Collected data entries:
####

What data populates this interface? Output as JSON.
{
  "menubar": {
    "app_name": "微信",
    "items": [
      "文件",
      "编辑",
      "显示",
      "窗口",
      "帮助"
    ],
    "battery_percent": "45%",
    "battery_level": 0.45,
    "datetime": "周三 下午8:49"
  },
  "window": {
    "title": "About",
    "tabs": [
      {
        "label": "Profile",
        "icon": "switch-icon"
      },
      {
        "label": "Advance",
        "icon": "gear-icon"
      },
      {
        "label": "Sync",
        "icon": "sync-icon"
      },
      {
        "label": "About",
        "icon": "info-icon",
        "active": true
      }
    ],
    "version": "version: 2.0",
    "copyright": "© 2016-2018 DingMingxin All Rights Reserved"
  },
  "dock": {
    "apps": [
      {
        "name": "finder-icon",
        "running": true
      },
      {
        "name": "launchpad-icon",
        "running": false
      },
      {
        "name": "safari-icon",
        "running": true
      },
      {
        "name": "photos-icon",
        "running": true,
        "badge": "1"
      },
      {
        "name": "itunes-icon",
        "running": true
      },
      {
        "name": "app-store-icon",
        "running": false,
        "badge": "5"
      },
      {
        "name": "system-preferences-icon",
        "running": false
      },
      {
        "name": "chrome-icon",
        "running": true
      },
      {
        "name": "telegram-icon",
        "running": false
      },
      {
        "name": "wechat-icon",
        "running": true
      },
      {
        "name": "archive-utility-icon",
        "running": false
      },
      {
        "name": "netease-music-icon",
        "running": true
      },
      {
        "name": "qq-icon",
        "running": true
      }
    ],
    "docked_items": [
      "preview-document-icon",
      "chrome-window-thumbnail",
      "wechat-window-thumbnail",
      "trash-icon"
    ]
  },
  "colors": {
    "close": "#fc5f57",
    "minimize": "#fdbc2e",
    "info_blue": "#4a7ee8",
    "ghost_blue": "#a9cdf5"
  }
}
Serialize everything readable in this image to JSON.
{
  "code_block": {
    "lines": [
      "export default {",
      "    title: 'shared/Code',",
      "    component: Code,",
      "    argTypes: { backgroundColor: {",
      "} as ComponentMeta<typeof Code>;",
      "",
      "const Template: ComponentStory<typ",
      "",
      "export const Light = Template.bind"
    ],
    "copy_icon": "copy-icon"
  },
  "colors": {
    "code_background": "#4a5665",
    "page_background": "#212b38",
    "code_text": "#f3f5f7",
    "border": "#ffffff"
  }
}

####

**OBJECTIVE:**
Copy every record exactly as presented.

**WRITTEN ANSWER:**
What data populates this interface? Output as JSON.
{
  "menubar": {
    "app_name": "微信",
    "items": [
      "文件",
      "编辑",
      "显示",
      "窗口",
      "帮助"
    ],
    "battery_percent": "45%",
    "battery_level": 0.45,
    "datetime": "周三 下午8:49"
  },
  "window": {
    "title": "About",
    "tabs": [
      {
        "label": "Profile",
        "icon": "switch-icon"
      },
      {
        "label": "Advance",
        "icon": "gear-icon"
      },
      {
        "label": "Sync",
        "icon": "sync-icon"
      },
      {
        "label": "About",
        "icon": "info-icon",
        "active": true
      }
    ],
    "version": "version: 2.0",
    "copyright": "© 2016-2018 DingMingxin All Rights Reserved"
  },
  "dock": {
    "apps": [
      {
        "name": "finder-icon",
        "running": true
      },
      {
        "name": "launchpad-icon",
        "running": false
      },
      {
        "name": "safari-icon",
        "running": true
      },
      {
        "name": "photos-icon",
        "running": true,
        "badge": "1"
      },
      {
        "name": "itunes-icon",
        "running": true
      },
      {
        "name": "app-store-icon",
        "running": false,
        "badge": "5"
      },
      {
        "name": "system-preferences-icon",
        "running": false
      },
      {
        "name": "chrome-icon",
        "running": true
      },
      {
        "name": "telegram-icon",
        "running": false
      },
      {
        "name": "wechat-icon",
        "running": true
      },
      {
        "name": "archive-utility-icon",
        "running": false
      },
      {
        "name": "netease-music-icon",
        "running": true
      },
      {
        "name": "qq-icon",
        "running": true
      }
    ],
    "docked_items": [
      "preview-document-icon",
      "chrome-window-thumbnail",
      "wechat-window-thumbnail",
      "trash-icon"
    ]
  },
  "colors": {
    "close": "#fc5f57",
    "minimize": "#fdbc2e",
    "info_blue": "#4a7ee8",
    "ghost_blue": "#a9cdf5"
  }
}
Serialize everything readable in this image to JSON.
{
  "code_block": {
    "lines": [
      "export default {",
      "    title: 'shared/Code',",
      "    component: Code,",
      "    argTypes: { backgroundColor: {",
      "} as ComponentMeta<typeof Code>;",
      "",
      "const Template: ComponentStory<typ",
      "",
      "export const Light = Template.bind"
    ],
    "copy_icon": "copy-icon"
  },
  "colors": {
    "code_background": "#4a5665",
    "page_background": "#212b38",
    "code_text": "#f3f5f7",
    "border": "#ffffff"
  }
}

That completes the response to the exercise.